Behold the fate of my inter-state mushroom smuggling. (P.s. it was so worth it).
If there’s one thing that goes well with mushrooms, in my mind, it’s steak. Filet Mignon is always my favorite cut. I know other people might prefer Ribeye or another fattier cut of meat, but I have a strong preference for the filet. Not only is it flavorful, but it is melt-in-your mouth tender. Mmmmm yum! Sadly, that level of deliciousness comes with a pricetag. Luckily I was able to find some on sale at Whole Foods by shopping at 9:30pm on Memorial Day. They were basically down to the dregs of meats for grilling, but the nice man at the butcher counter was able to procure me their 2 very last filets. Score!
Morels are a fun mushroom to cook with if you don’t mind a little dirty work. If you can get them fresh, like I did, it’s definitely worth it. These mushrooms are from the Portland Farmer’s Market and flew back to San Diego with me in my luggage. I was surprised at how well they hold up! For being so delicate once cooked, they are quite a hardy mushroom. If you can get fresh, please do, but they are probably more commonly accessible in dried form. If using dried, you want to make sure to adequately soak them to re-hydrate the mushrooms before using. Then, follow the recipe as is.

(Saved entries)
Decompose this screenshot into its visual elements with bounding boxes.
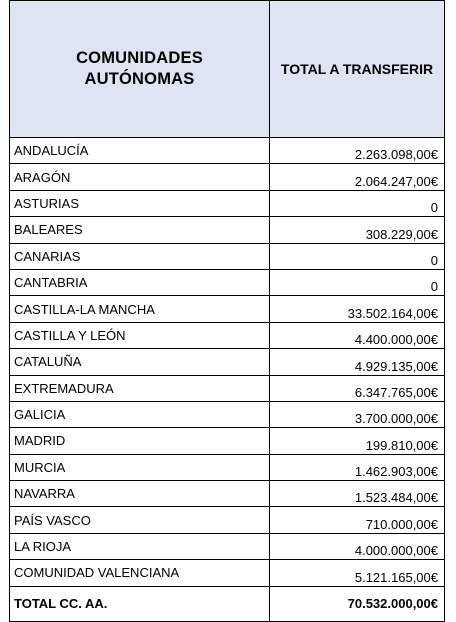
region-name: ASTURIAS: [10, 190, 270, 216]
region-name: CASTILLA-LA MANCHA: [10, 296, 270, 322]
transfer-table: [9, 0, 445, 622]
region-name: MURCIA: [10, 454, 270, 480]
table-row: [10, 322, 445, 348]
table-body: [10, 138, 445, 587]
table-row: [10, 533, 445, 559]
region-name: COMUNIDAD VALENCIANA: [10, 560, 270, 586]
region-name: NAVARRA: [10, 481, 270, 507]
header-total-transferir: TOTAL A TRANSFERIR: [270, 1, 445, 138]
region-amount: 33.502.164,00€: [270, 296, 445, 322]
table-row: [10, 217, 445, 243]
region-amount: 1.523.484,00€: [270, 481, 445, 507]
region-amount: 3.700.000,00€: [270, 401, 445, 427]
header-comunidades-line2: AUTÓNOMAS: [84, 70, 195, 88]
header-comunidades: [10, 1, 270, 138]
region-name: CATALUÑA: [10, 349, 270, 375]
table-row: [10, 349, 445, 375]
table-row: [10, 401, 445, 427]
region-amount: 4.929.135,00€: [270, 349, 445, 375]
table-row: [10, 190, 445, 216]
table-row: [10, 375, 445, 401]
region-name: CANARIAS: [10, 243, 270, 269]
region-name: CASTILLA Y LEÓN: [10, 322, 270, 348]
region-amount: 0: [270, 190, 445, 216]
table-row: [10, 243, 445, 269]
total-amount: 70.532.000,00€: [270, 586, 445, 621]
total-row: [10, 586, 445, 621]
region-amount: 199.810,00€: [270, 428, 445, 454]
table-row: [10, 164, 445, 190]
table-row: [10, 481, 445, 507]
table-row: [10, 560, 445, 586]
region-name: LA RIOJA: [10, 533, 270, 559]
table-row: [10, 296, 445, 322]
header-comunidades-line1: COMUNIDADES: [76, 49, 203, 67]
table-row: [10, 269, 445, 295]
region-amount: 4.000.000,00€: [270, 533, 445, 559]
region-name: CANTABRIA: [10, 269, 270, 295]
region-amount: 6.347.765,00€: [270, 375, 445, 401]
total-label: TOTAL CC. AA.: [10, 586, 270, 621]
table-row: [10, 428, 445, 454]
region-name: BALEARES: [10, 217, 270, 243]
table-row: [10, 454, 445, 480]
region-name: ARAGÓN: [10, 164, 270, 190]
region-amount: 5.121.165,00€: [270, 560, 445, 586]
region-amount: 0: [270, 243, 445, 269]
region-amount: 1.462.903,00€: [270, 454, 445, 480]
region-name: GALICIA: [10, 401, 270, 427]
region-amount: 2.064.247,00€: [270, 164, 445, 190]
region-amount: 4.400.000,00€: [270, 322, 445, 348]
header-row: [10, 1, 445, 138]
region-amount: 2.263.098,00€: [270, 138, 445, 164]
region-amount: 308.229,00€: [270, 217, 445, 243]
table-row: [10, 507, 445, 533]
region-name: MADRID: [10, 428, 270, 454]
table-row: [10, 138, 445, 164]
region-name: PAÍS VASCO: [10, 507, 270, 533]
region-amount: 0: [270, 269, 445, 295]
region-name: ANDALUCÍA: [10, 138, 270, 164]
region-amount: 710.000,00€: [270, 507, 445, 533]
region-name: EXTREMADURA: [10, 375, 270, 401]
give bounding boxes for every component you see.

*Task requirements*: Resume the post about morels and filet mignon, starting right after its last sentence.

*Expected output*:
The main issue with fresh morels is cleaning them properly. If you look online there are a lot of opinions on how to do this, but most commonly is the argument about salt-water soaking vs. not salt-water soaking. Some people claim the soak will ruin the flavor of the mushroom and recommend just dusting the visible dirt off the mushroom before cooking. However, the morels are a mushroom that are a lot more likely to trap dirt and debrit due to the various crevices on the ‘shroom. My morels did indeed have a few small critters and dirt inside. I decided I would be way more horrified to actually eat an insect than I would be to have a sub-par flavored morel, so I elected to go with the salt-water soak. This worked out just fine for me, and honestly, the flavor was absolutely delicious. If you also elect to soak your fresh morels, 1 hour in very salty water will be adequate.
Filet Mignon with Morel Sauce for Two
_For the Beef_
- 2 6 oz beef tenderloin filets 3 inches
- canola oil
- salt and pepper
_For the Morel Mushroom Sauce_
- ¼ lb morel mushrooms cleaned and sliced
- 2 tablespoons butter
- 1 small shallot minced fine
- ½ cup heavy cream
- ½ teaspoon fresh thyme leaves
- Bring filets to room temperature. Preheat oven to 450.
- Heat grill pan or cast iron skillet on high heat. While pan is heating, dry filets thoroughly and then brush with canola oil. Season liberally with salt and pepper.
- Sear beef for 3 minutes on either side. Then transfer to oven. Bake for an additional 5 minutes for medium rare.
- Meanwhile, slice mushrooms into quarters and prepare minced shallots.
- Heat butter over medium heat in a small saucepan.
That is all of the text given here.